===== Data shown =====

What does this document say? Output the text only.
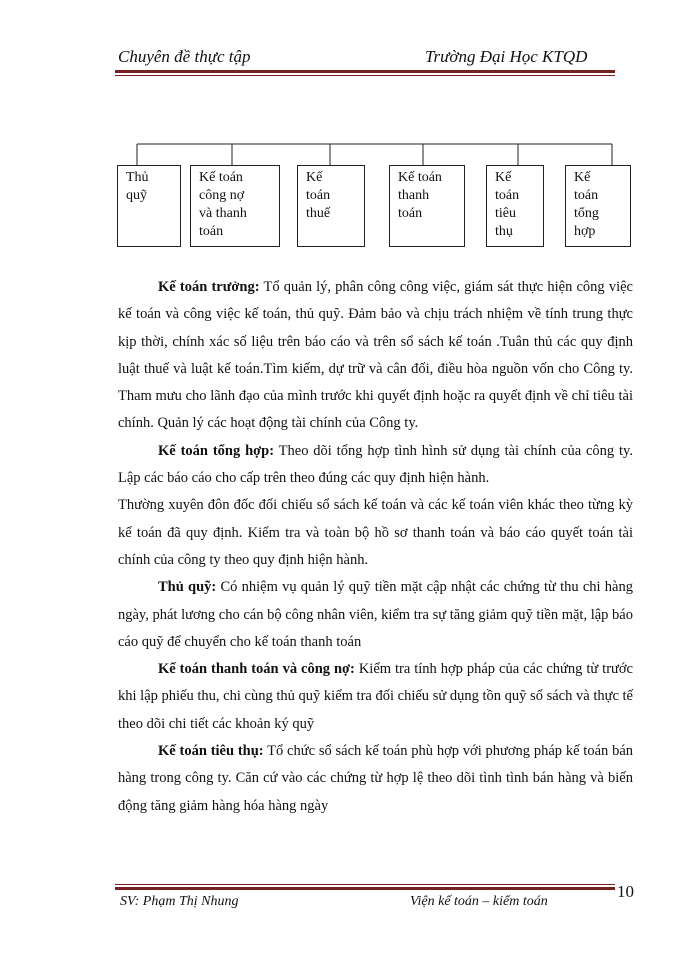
Chuyên đề thực tập	Trường Đại Học KTQD
Thủ
quỹ
Kế toán
công nợ
và thanh
toán
Kế
toán
thuế
Kế toán
thanh
toán
Kế
toán
tiêu
thụ
Kế
toán
tổng
hợp

Kế toán trưởng: Tổ quản lý, phân công công việc, giám sát thực hiện công việc kế toán và công việc kế toán, thủ quỹ. Đảm bảo và chịu trách nhiệm về tính trung thực kịp thời, chính xác số liệu trên báo cáo và trên sổ sách kế toán .Tuân thủ các quy định luật thuế và luật kế toán.Tìm kiếm, dự trữ và cân đối, điều hòa nguồn vốn cho Công ty. Tham mưu cho lãnh đạo của mình trước khi quyết định hoặc ra quyết định về chỉ tiêu tài chính. Quản lý các hoạt động tài chính của Công ty.

Kế toán tổng hợp: Theo dõi tổng hợp tình hình sử dụng tài chính của công ty. Lập các báo cáo cho cấp trên theo đúng các quy định hiện hành.

Thường xuyên đôn đốc đối chiếu sổ sách kế toán và các kế toán viên khác theo từng kỳ kế toán đã quy định. Kiểm tra và toàn bộ hồ sơ thanh toán và báo cáo quyết toán tài chính của công ty theo quy định hiện hành.

Thủ quỹ: Có nhiệm vụ quản lý quỹ tiền mặt cập nhật các chứng từ thu chi hàng ngày, phát lương cho cán bộ công nhân viên, kiểm tra sự tăng giảm quỹ tiền mặt, lập báo cáo quỹ để chuyển cho kế toán thanh toán

Kế toán thanh toán và công nợ: Kiểm tra tính hợp pháp của các chứng từ trước khi lập phiếu thu, chi cùng thủ quỹ kiểm tra đối chiếu sử dụng tồn quỹ sổ sách và thực tế theo dõi chi tiết các khoản ký quỹ

Kế toán tiêu thụ: Tổ chức sổ sách kế toán phù hợp với phương pháp kế toán bán hàng trong công ty. Căn cứ vào các chứng từ hợp lệ theo dõi tình tình bán hàng và biến động tăng giảm hàng hóa hàng ngày

SV: Phạm Thị Nhung	Viện kế toán – kiểm toán
10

=====

Quote all the lines above exactly as given. Do not include the pictures.

What does this document say? Output the text only.
Chuyên đề thực tập	Trường Đại Học KTQD
Thủ
quỹ
Kế toán
công nợ
và thanh
toán
Kế
toán
thuế
Kế toán
thanh
toán
Kế
toán
tiêu
thụ
Kế
toán
tổng
hợp

Kế toán trưởng: Tổ quản lý, phân công công việc, giám sát thực hiện công việc kế toán và công việc kế toán, thủ quỹ. Đảm bảo và chịu trách nhiệm về tính trung thực kịp thời, chính xác số liệu trên báo cáo và trên sổ sách kế toán .Tuân thủ các quy định luật thuế và luật kế toán.Tìm kiếm, dự trữ và cân đối, điều hòa nguồn vốn cho Công ty. Tham mưu cho lãnh đạo của mình trước khi quyết định hoặc ra quyết định về chỉ tiêu tài chính. Quản lý các hoạt động tài chính của Công ty.

Kế toán tổng hợp: Theo dõi tổng hợp tình hình sử dụng tài chính của công ty. Lập các báo cáo cho cấp trên theo đúng các quy định hiện hành.

Thường xuyên đôn đốc đối chiếu sổ sách kế toán và các kế toán viên khác theo từng kỳ kế toán đã quy định. Kiểm tra và toàn bộ hồ sơ thanh toán và báo cáo quyết toán tài chính của công ty theo quy định hiện hành.

Thủ quỹ: Có nhiệm vụ quản lý quỹ tiền mặt cập nhật các chứng từ thu chi hàng ngày, phát lương cho cán bộ công nhân viên, kiểm tra sự tăng giảm quỹ tiền mặt, lập báo cáo quỹ để chuyển cho kế toán thanh toán

Kế toán thanh toán và công nợ: Kiểm tra tính hợp pháp của các chứng từ trước khi lập phiếu thu, chi cùng thủ quỹ kiểm tra đối chiếu sử dụng tồn quỹ sổ sách và thực tế theo dõi chi tiết các khoản ký quỹ

Kế toán tiêu thụ: Tổ chức sổ sách kế toán phù hợp với phương pháp kế toán bán hàng trong công ty. Căn cứ vào các chứng từ hợp lệ theo dõi tình tình bán hàng và biến động tăng giảm hàng hóa hàng ngày

SV: Phạm Thị Nhung	Viện kế toán – kiểm toán
10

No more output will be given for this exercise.